**MATERIAL TO PROCESS**
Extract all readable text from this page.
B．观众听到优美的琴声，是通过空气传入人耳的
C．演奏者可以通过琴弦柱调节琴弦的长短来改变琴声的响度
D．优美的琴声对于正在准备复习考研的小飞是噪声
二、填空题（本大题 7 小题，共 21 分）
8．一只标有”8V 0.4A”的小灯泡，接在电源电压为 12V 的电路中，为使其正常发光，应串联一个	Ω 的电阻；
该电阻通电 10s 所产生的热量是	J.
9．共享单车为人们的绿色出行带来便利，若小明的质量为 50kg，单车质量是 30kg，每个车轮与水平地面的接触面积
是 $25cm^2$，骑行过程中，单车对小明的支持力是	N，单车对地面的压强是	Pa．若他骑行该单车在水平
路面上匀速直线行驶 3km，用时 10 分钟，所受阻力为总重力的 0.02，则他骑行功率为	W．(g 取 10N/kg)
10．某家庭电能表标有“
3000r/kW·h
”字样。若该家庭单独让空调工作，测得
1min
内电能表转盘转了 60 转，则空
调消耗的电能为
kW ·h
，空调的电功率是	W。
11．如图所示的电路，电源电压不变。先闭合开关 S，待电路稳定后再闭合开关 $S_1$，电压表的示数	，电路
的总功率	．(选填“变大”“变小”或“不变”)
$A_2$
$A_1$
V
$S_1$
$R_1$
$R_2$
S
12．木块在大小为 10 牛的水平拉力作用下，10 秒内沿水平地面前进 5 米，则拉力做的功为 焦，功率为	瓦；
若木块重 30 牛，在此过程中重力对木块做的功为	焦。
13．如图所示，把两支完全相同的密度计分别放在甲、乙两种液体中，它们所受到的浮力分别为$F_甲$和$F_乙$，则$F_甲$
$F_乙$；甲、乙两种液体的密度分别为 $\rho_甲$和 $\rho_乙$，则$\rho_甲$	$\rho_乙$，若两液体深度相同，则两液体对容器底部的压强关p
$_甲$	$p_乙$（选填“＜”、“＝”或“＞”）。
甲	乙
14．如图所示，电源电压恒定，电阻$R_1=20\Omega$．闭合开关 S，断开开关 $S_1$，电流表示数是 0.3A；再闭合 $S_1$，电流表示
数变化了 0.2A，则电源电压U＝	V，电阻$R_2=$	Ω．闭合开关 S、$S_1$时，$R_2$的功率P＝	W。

**AIM**
In full and verbatim, repeat the records given above.

**RESPONSE TO THIS TASK**
Extract all readable text from this page.
B．观众听到优美的琴声，是通过空气传入人耳的
C．演奏者可以通过琴弦柱调节琴弦的长短来改变琴声的响度
D．优美的琴声对于正在准备复习考研的小飞是噪声
二、填空题（本大题 7 小题，共 21 分）
8．一只标有”8V 0.4A”的小灯泡，接在电源电压为 12V 的电路中，为使其正常发光，应串联一个	Ω 的电阻；
该电阻通电 10s 所产生的热量是	J.
9．共享单车为人们的绿色出行带来便利，若小明的质量为 50kg，单车质量是 30kg，每个车轮与水平地面的接触面积
是 $25cm^2$，骑行过程中，单车对小明的支持力是	N，单车对地面的压强是	Pa．若他骑行该单车在水平
路面上匀速直线行驶 3km，用时 10 分钟，所受阻力为总重力的 0.02，则他骑行功率为	W．(g 取 10N/kg)
10．某家庭电能表标有“
3000r/kW·h
”字样。若该家庭单独让空调工作，测得
1min
内电能表转盘转了 60 转，则空
调消耗的电能为
kW ·h
，空调的电功率是	W。
11．如图所示的电路，电源电压不变。先闭合开关 S，待电路稳定后再闭合开关 $S_1$，电压表的示数	，电路
的总功率	．(选填“变大”“变小”或“不变”)
$A_2$
$A_1$
V
$S_1$
$R_1$
$R_2$
S
12．木块在大小为 10 牛的水平拉力作用下，10 秒内沿水平地面前进 5 米，则拉力做的功为 焦，功率为	瓦；
若木块重 30 牛，在此过程中重力对木块做的功为	焦。
13．如图所示，把两支完全相同的密度计分别放在甲、乙两种液体中，它们所受到的浮力分别为$F_甲$和$F_乙$，则$F_甲$
$F_乙$；甲、乙两种液体的密度分别为 $\rho_甲$和 $\rho_乙$，则$\rho_甲$	$\rho_乙$，若两液体深度相同，则两液体对容器底部的压强关p
$_甲$	$p_乙$（选填“＜”、“＝”或“＞”）。
甲	乙
14．如图所示，电源电压恒定，电阻$R_1=20\Omega$．闭合开关 S，断开开关 $S_1$，电流表示数是 0.3A；再闭合 $S_1$，电流表示
数变化了 0.2A，则电源电压U＝	V，电阻$R_2=$	Ω．闭合开关 S、$S_1$时，$R_2$的功率P＝	W。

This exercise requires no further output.